# MATERIAL SHOWN
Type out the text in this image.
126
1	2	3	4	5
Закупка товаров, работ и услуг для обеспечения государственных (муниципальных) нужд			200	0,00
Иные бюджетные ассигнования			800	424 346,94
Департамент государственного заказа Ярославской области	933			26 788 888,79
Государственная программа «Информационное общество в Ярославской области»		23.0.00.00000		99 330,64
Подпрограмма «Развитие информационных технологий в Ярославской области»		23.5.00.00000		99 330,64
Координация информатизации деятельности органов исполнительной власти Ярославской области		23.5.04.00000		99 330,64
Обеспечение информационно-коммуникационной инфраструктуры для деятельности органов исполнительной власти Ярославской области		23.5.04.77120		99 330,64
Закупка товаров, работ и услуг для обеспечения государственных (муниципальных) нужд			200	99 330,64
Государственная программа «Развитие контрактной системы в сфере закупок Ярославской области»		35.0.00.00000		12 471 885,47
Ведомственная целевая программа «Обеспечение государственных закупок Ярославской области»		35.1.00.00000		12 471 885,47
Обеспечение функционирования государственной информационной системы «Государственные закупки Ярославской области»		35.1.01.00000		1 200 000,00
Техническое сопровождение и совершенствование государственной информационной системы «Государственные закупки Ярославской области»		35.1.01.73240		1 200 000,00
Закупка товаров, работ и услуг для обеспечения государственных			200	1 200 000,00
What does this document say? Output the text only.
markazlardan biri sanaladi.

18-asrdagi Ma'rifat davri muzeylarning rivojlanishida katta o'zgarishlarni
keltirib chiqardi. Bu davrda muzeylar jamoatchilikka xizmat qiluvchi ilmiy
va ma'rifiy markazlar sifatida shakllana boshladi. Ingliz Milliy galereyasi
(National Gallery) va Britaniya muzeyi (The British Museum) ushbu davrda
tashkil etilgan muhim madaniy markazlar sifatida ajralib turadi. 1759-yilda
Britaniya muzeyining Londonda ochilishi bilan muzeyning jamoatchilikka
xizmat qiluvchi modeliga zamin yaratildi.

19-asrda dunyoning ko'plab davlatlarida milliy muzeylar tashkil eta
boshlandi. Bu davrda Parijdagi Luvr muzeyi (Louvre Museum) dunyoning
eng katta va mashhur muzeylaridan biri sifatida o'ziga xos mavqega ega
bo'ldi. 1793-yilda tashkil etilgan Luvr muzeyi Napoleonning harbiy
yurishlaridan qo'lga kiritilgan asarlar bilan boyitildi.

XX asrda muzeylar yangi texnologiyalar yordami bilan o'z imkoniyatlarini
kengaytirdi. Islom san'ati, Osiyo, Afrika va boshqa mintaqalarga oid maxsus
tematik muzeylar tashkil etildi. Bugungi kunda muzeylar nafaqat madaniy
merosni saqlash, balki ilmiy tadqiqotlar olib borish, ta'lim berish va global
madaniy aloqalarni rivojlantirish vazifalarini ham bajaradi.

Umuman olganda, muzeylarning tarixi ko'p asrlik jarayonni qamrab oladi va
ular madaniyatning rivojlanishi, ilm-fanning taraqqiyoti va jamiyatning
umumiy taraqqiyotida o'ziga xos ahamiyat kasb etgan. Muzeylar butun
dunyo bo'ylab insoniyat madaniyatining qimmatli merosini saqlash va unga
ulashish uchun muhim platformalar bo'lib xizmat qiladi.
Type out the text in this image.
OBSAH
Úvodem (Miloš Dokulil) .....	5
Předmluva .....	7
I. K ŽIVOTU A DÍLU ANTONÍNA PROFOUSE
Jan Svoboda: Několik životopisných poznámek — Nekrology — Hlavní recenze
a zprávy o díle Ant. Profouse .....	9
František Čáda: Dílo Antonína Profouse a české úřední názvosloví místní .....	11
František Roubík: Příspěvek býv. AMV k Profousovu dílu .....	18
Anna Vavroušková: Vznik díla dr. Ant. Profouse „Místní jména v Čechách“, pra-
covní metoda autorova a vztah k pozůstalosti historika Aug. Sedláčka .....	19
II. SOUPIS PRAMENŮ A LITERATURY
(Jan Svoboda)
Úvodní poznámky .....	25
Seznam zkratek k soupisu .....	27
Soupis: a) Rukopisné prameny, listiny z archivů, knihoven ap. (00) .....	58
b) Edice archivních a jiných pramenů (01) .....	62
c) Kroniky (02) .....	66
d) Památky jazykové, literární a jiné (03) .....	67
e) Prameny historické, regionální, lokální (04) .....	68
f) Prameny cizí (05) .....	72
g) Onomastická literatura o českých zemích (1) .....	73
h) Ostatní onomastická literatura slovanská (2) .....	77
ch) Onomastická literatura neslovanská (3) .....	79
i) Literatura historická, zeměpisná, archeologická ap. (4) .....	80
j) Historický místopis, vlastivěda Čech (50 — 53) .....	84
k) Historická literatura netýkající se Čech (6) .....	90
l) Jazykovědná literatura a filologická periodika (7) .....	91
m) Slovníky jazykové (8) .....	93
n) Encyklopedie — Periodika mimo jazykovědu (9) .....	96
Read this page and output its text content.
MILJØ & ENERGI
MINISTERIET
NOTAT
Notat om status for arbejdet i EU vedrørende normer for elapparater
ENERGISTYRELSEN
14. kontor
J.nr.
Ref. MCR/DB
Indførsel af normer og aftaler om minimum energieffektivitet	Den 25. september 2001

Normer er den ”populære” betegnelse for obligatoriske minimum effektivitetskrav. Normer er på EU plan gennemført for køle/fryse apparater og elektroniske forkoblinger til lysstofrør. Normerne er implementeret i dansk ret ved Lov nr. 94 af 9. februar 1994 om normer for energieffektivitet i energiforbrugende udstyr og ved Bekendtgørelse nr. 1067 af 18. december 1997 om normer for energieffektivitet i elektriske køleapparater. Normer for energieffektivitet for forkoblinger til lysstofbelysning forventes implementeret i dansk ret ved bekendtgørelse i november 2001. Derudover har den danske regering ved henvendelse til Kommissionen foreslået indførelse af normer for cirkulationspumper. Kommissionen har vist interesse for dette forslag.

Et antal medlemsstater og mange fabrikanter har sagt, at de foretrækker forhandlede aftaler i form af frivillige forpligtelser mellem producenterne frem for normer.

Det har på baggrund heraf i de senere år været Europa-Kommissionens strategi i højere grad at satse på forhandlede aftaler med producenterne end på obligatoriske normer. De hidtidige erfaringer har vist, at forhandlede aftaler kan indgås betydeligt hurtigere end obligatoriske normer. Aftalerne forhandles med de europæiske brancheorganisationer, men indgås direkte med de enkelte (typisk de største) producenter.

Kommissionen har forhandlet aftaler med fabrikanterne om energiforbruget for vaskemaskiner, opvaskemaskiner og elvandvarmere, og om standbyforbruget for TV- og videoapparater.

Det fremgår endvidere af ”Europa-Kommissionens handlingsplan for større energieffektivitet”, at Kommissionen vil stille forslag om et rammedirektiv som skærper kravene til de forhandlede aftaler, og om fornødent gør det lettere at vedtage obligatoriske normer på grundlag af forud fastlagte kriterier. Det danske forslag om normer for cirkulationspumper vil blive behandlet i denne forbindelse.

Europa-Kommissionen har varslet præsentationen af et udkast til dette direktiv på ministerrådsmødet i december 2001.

# REQUEST
All of the records must be retyped exactly as they are.

# WRITTEN SOLUTION
Type out the text in this image.
126
1	2	3	4	5
Закупка товаров, работ и услуг для обеспечения государственных (муниципальных) нужд			200	0,00
Иные бюджетные ассигнования			800	424 346,94
Департамент государственного заказа Ярославской области	933			26 788 888,79
Государственная программа «Информационное общество в Ярославской области»		23.0.00.00000		99 330,64
Подпрограмма «Развитие информационных технологий в Ярославской области»		23.5.00.00000		99 330,64
Координация информатизации деятельности органов исполнительной власти Ярославской области		23.5.04.00000		99 330,64
Обеспечение информационно-коммуникационной инфраструктуры для деятельности органов исполнительной власти Ярославской области		23.5.04.77120		99 330,64
Закупка товаров, работ и услуг для обеспечения государственных (муниципальных) нужд			200	99 330,64
Государственная программа «Развитие контрактной системы в сфере закупок Ярославской области»		35.0.00.00000		12 471 885,47
Ведомственная целевая программа «Обеспечение государственных закупок Ярославской области»		35.1.00.00000		12 471 885,47
Обеспечение функционирования государственной информационной системы «Государственные закупки Ярославской области»		35.1.01.00000		1 200 000,00
Техническое сопровождение и совершенствование государственной информационной системы «Государственные закупки Ярославской области»		35.1.01.73240		1 200 000,00
Закупка товаров, работ и услуг для обеспечения государственных			200	1 200 000,00
What does this document say? Output the text only.
markazlardan biri sanaladi.

18-asrdagi Ma'rifat davri muzeylarning rivojlanishida katta o'zgarishlarni
keltirib chiqardi. Bu davrda muzeylar jamoatchilikka xizmat qiluvchi ilmiy
va ma'rifiy markazlar sifatida shakllana boshladi. Ingliz Milliy galereyasi
(National Gallery) va Britaniya muzeyi (The British Museum) ushbu davrda
tashkil etilgan muhim madaniy markazlar sifatida ajralib turadi. 1759-yilda
Britaniya muzeyining Londonda ochilishi bilan muzeyning jamoatchilikka
xizmat qiluvchi modeliga zamin yaratildi.

19-asrda dunyoning ko'plab davlatlarida milliy muzeylar tashkil eta
boshlandi. Bu davrda Parijdagi Luvr muzeyi (Louvre Museum) dunyoning
eng katta va mashhur muzeylaridan biri sifatida o'ziga xos mavqega ega
bo'ldi. 1793-yilda tashkil etilgan Luvr muzeyi Napoleonning harbiy
yurishlaridan qo'lga kiritilgan asarlar bilan boyitildi.

XX asrda muzeylar yangi texnologiyalar yordami bilan o'z imkoniyatlarini
kengaytirdi. Islom san'ati, Osiyo, Afrika va boshqa mintaqalarga oid maxsus
tematik muzeylar tashkil etildi. Bugungi kunda muzeylar nafaqat madaniy
merosni saqlash, balki ilmiy tadqiqotlar olib borish, ta'lim berish va global
madaniy aloqalarni rivojlantirish vazifalarini ham bajaradi.

Umuman olganda, muzeylarning tarixi ko'p asrlik jarayonni qamrab oladi va
ular madaniyatning rivojlanishi, ilm-fanning taraqqiyoti va jamiyatning
umumiy taraqqiyotida o'ziga xos ahamiyat kasb etgan. Muzeylar butun
dunyo bo'ylab insoniyat madaniyatining qimmatli merosini saqlash va unga
ulashish uchun muhim platformalar bo'lib xizmat qiladi.
Type out the text in this image.
OBSAH
Úvodem (Miloš Dokulil) .....	5
Předmluva .....	7
I. K ŽIVOTU A DÍLU ANTONÍNA PROFOUSE
Jan Svoboda: Několik životopisných poznámek — Nekrology — Hlavní recenze
a zprávy o díle Ant. Profouse .....	9
František Čáda: Dílo Antonína Profouse a české úřední názvosloví místní .....	11
František Roubík: Příspěvek býv. AMV k Profousovu dílu .....	18
Anna Vavroušková: Vznik díla dr. Ant. Profouse „Místní jména v Čechách“, pra-
covní metoda autorova a vztah k pozůstalosti historika Aug. Sedláčka .....	19
II. SOUPIS PRAMENŮ A LITERATURY
(Jan Svoboda)
Úvodní poznámky .....	25
Seznam zkratek k soupisu .....	27
Soupis: a) Rukopisné prameny, listiny z archivů, knihoven ap. (00) .....	58
b) Edice archivních a jiných pramenů (01) .....	62
c) Kroniky (02) .....	66
d) Památky jazykové, literární a jiné (03) .....	67
e) Prameny historické, regionální, lokální (04) .....	68
f) Prameny cizí (05) .....	72
g) Onomastická literatura o českých zemích (1) .....	73
h) Ostatní onomastická literatura slovanská (2) .....	77
ch) Onomastická literatura neslovanská (3) .....	79
i) Literatura historická, zeměpisná, archeologická ap. (4) .....	80
j) Historický místopis, vlastivěda Čech (50 — 53) .....	84
k) Historická literatura netýkající se Čech (6) .....	90
l) Jazykovědná literatura a filologická periodika (7) .....	91
m) Slovníky jazykové (8) .....	93
n) Encyklopedie — Periodika mimo jazykovědu (9) .....	96
Read this page and output its text content.
MILJØ & ENERGI
MINISTERIET
NOTAT
Notat om status for arbejdet i EU vedrørende normer for elapparater
ENERGISTYRELSEN
14. kontor
J.nr.
Ref. MCR/DB
Indførsel af normer og aftaler om minimum energieffektivitet	Den 25. september 2001

Normer er den ”populære” betegnelse for obligatoriske minimum effektivitetskrav. Normer er på EU plan gennemført for køle/fryse apparater og elektroniske forkoblinger til lysstofrør. Normerne er implementeret i dansk ret ved Lov nr. 94 af 9. februar 1994 om normer for energieffektivitet i energiforbrugende udstyr og ved Bekendtgørelse nr. 1067 af 18. december 1997 om normer for energieffektivitet i elektriske køleapparater. Normer for energieffektivitet for forkoblinger til lysstofbelysning forventes implementeret i dansk ret ved bekendtgørelse i november 2001. Derudover har den danske regering ved henvendelse til Kommissionen foreslået indførelse af normer for cirkulationspumper. Kommissionen har vist interesse for dette forslag.

Et antal medlemsstater og mange fabrikanter har sagt, at de foretrækker forhandlede aftaler i form af frivillige forpligtelser mellem producenterne frem for normer.

Det har på baggrund heraf i de senere år været Europa-Kommissionens strategi i højere grad at satse på forhandlede aftaler med producenterne end på obligatoriske normer. De hidtidige erfaringer har vist, at forhandlede aftaler kan indgås betydeligt hurtigere end obligatoriske normer. Aftalerne forhandles med de europæiske brancheorganisationer, men indgås direkte med de enkelte (typisk de største) producenter.

Kommissionen har forhandlet aftaler med fabrikanterne om energiforbruget for vaskemaskiner, opvaskemaskiner og elvandvarmere, og om standbyforbruget for TV- og videoapparater.

Det fremgår endvidere af ”Europa-Kommissionens handlingsplan for større energieffektivitet”, at Kommissionen vil stille forslag om et rammedirektiv som skærper kravene til de forhandlede aftaler, og om fornødent gør det lettere at vedtage obligatoriske normer på grundlag af forud fastlagte kriterier. Det danske forslag om normer for cirkulationspumper vil blive behandlet i denne forbindelse.

Europa-Kommissionen har varslet præsentationen af et udkast til dette direktiv på ministerrådsmødet i december 2001.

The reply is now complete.